**Entries supplied**
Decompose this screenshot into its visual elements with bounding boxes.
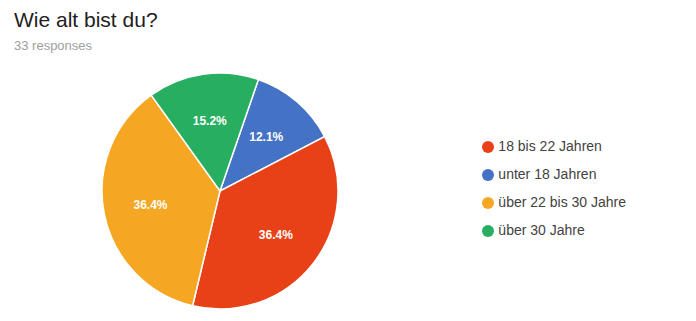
svg-text:36.4%: 36.4%: [134, 198, 168, 212]
svg-text:15.2%: 15.2%: [193, 114, 227, 128]
html-text:über 30 Jahre: über 30 Jahre: [498, 222, 585, 238]
svg-text:36.4%: 36.4%: [259, 228, 293, 242]
html-text:über 22 bis 30 Jahre: über 22 bis 30 Jahre: [498, 194, 626, 210]
svg-text:12.1%: 12.1%: [249, 130, 283, 144]
html-text:18 bis 22 Jahren: 18 bis 22 Jahren: [498, 138, 602, 154]
html-text:unter 18 Jahren: unter 18 Jahren: [498, 166, 597, 182]
html-text:Wie alt bist du?: Wie alt bist du?: [14, 8, 158, 31]
html-text:33 responses: 33 responses: [14, 38, 93, 53]
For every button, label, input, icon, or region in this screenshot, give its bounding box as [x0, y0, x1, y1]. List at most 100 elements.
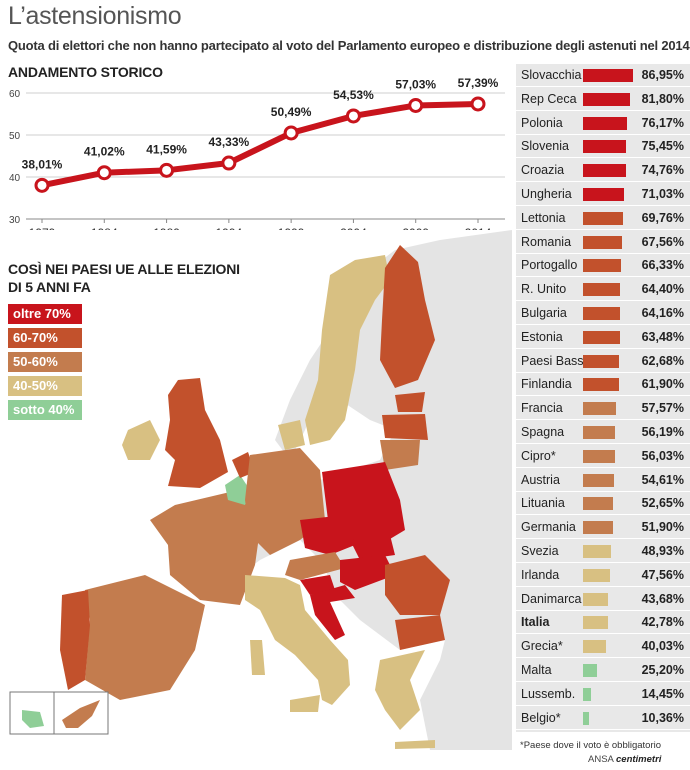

**Problem requirements**
Copy out every line of the records above word for word, leaving out the pictures.

**Exercise solution**
Decompose this screenshot into its visual elements with bounding boxes.
svg-text:36.4%: 36.4%: [134, 198, 168, 212]
svg-text:15.2%: 15.2%: [193, 114, 227, 128]
html-text:über 30 Jahre: über 30 Jahre: [498, 222, 585, 238]
svg-text:36.4%: 36.4%: [259, 228, 293, 242]
html-text:über 22 bis 30 Jahre: über 22 bis 30 Jahre: [498, 194, 626, 210]
svg-text:12.1%: 12.1%: [249, 130, 283, 144]
html-text:18 bis 22 Jahren: 18 bis 22 Jahren: [498, 138, 602, 154]
html-text:unter 18 Jahren: unter 18 Jahren: [498, 166, 597, 182]
html-text:Wie alt bist du?: Wie alt bist du?: [14, 8, 158, 31]
html-text:33 responses: 33 responses: [14, 38, 93, 53]
For every button, label, input, icon, or region in this screenshot, give its bounding box as [x0, y0, x1, y1]. List at most 100 elements.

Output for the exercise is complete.